SET OF TASKS »
a - Rewrite the passage of the article on failing Western battery startups that starts with "The problems plaguing" and goes on through "what went wrong?", changing "pioneers" to "newcomers".
b - Write the next part of the article on why Western battery startups are failing, picking up after its final sentence.

EXTRACT below:

EV Engineering News

Why are so many Western battery startups failing?

The US and Europe badly need to start manufacturing battery cells, and break the Chinese dominance of the market. But there’s no joy in Batteryville these days—once-promising startups are failing and/or scaling back their plans.

Northvolt, a European company that was founded in 2017, and raised over $13 billion, has struggled for two years to ramp up production at its Swedish cell plant, and is now scrambling for funding to keep the plant open. KORE Power and Freyr Battery have canceled plans to produce cells in the US.

Morrow, a Norwegian company that opened a cell factory in Norway last year, is postponing projects and laying off staff. Canadian battery recycler Li-Cycle has built facilities in Alabama, Arizona and Germany, but paused construction on projects in France and Norway due to a lack of cash.

The problems plaguing these pioneers can’t be blamed on the EV villain of the hour—the storm clouds were gathering well before the new anti-EV administration took power in the US. So, what went wrong?

Christopher Chico, writing in The Battery Chronicle, explains the histories of these companies in detail, and identifies some of the common mistakes they made.

Cell manufacturing ain’t easy—Chico explains that industrial-scale production of lithium-ion batteries usually involves at least 50 individual processes, from electrode manufacturing to cell fabrication to formation and integration. Some companies seem to have underestimated the complexity, and their teams didn’t have enough expertise.

“Let’s be honest, Asian companies are the only ones that can produce battery cells at giga scale,” Chico writes. “They have been doing it for a long time. In the West, we have talented people, but we lack experience in large-scale cell manufacturing.”

End of EXTRACT.
DATASET CONTENT below:

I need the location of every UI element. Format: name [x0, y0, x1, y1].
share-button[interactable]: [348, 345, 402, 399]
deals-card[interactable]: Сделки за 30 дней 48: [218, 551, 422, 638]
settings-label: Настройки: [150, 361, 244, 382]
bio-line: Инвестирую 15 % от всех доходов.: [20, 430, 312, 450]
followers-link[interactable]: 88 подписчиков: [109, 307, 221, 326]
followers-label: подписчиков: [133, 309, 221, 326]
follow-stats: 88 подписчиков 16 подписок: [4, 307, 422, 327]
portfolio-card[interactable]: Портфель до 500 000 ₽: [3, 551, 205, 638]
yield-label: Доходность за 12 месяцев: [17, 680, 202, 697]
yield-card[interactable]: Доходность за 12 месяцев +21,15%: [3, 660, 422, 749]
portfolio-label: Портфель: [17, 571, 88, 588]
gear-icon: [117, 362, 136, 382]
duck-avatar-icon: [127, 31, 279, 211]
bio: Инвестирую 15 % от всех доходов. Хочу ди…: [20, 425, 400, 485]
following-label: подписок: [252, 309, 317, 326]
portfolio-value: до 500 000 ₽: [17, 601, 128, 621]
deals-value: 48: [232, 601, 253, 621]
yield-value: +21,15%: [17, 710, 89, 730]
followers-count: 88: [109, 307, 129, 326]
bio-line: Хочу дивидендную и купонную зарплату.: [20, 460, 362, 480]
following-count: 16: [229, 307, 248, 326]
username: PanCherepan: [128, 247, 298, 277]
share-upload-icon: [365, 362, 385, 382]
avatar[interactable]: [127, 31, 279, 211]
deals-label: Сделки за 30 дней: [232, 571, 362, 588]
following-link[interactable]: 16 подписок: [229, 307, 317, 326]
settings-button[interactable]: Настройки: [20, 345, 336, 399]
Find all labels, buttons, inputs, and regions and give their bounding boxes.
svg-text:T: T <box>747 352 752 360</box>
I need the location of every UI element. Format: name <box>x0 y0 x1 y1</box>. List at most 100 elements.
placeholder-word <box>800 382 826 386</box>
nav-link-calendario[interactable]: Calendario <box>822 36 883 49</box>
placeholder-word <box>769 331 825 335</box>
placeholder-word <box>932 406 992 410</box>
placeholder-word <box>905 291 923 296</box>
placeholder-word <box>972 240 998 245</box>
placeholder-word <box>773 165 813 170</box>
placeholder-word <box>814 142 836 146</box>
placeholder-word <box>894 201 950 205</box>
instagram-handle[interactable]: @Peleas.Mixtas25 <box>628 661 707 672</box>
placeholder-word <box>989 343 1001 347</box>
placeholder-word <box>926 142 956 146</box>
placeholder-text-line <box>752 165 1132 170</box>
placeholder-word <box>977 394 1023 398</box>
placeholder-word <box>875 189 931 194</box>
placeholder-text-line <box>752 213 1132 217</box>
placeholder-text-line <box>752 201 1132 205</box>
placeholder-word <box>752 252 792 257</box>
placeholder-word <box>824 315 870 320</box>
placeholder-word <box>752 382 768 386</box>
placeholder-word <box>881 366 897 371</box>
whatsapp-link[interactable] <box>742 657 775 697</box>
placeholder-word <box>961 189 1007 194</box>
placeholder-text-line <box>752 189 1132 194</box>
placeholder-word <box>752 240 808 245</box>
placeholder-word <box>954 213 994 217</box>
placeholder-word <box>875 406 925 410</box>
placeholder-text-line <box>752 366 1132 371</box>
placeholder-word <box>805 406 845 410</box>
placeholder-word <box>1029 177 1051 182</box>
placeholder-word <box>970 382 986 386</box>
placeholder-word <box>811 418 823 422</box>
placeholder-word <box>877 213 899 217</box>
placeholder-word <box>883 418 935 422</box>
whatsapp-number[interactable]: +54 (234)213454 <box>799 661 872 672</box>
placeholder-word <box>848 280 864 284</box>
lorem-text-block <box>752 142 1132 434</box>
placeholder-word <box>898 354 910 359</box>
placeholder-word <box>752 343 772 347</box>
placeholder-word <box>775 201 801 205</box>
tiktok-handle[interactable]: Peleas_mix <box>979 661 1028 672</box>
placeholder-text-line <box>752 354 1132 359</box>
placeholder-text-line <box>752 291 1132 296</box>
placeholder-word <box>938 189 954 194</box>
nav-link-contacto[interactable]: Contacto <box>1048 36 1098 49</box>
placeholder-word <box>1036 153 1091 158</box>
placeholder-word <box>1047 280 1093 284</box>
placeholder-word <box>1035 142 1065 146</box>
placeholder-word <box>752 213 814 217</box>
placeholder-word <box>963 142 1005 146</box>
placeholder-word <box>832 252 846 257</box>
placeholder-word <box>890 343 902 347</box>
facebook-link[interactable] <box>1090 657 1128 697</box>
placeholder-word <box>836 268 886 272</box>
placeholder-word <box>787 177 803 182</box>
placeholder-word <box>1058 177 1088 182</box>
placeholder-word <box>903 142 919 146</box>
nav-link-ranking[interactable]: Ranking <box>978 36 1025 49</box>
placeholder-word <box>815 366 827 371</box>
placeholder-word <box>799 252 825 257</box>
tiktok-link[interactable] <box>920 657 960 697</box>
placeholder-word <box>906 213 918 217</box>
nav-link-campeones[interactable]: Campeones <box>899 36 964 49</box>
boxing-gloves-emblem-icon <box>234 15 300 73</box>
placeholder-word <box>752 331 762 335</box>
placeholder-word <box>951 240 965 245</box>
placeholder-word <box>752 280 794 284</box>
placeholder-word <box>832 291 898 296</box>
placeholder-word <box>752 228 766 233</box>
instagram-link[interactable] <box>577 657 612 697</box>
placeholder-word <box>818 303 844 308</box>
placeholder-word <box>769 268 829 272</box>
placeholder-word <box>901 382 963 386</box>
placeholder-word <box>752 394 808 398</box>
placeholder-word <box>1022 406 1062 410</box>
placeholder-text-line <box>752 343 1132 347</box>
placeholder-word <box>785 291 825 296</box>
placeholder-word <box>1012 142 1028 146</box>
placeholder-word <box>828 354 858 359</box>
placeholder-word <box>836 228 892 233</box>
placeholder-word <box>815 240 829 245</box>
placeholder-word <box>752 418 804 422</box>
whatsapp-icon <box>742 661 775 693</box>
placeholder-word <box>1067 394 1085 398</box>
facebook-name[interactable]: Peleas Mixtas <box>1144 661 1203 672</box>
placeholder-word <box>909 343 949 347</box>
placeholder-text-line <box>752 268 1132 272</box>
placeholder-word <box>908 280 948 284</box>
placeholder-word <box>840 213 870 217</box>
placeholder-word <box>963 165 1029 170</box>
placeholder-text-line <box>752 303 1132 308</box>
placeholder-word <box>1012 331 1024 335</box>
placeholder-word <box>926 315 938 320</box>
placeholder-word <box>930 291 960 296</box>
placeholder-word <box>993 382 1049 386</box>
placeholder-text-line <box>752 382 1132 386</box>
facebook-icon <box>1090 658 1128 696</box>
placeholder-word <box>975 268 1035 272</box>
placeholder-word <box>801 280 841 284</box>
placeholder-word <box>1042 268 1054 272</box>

End of DATASET CONTENT.

ANSWERS TO THE EXERCISE »
a -
The problems plaguing these newcomers can’t be blamed on the EV villain of the hour—the storm clouds were gathering well before the new anti-EV administration took power in the US. So, what went wrong?

b -
In hindsight, it’s not hard to see a lack of focus. Some of these newcomers to the battery industry tried to emulate Chinese and Korean companies with 25 years of experience, and establish vertical integration—that’s a worthy goal, but as Chico notes, it’s one that took those established players many years to achieve.

Some companies strayed from their core business of cell manufacturing, getting into sidelines like lithium mining and recycling.

Some firms bet on unproven technologies. “Freyr rushed into unproven semi-solid batteries (via 24M technology) without real-world experience,” Chico tells us. “Morrow bet on experimental LMNO chemistry.” Both ended up going back to standard lithium-ion batteries (after burning through lots of CapEx and OpEx cash).

Mr. Chico concludes that Western companies need to remember that they are competing with Asian cell producers such as CATL, LGES, Panasonic and Samsung SDI. The dream of Western battery production isn’t dead, but the shakeout probably isn’t over—survivors will need to focus on their core business, and they may have to bring in talent from across the Pacific.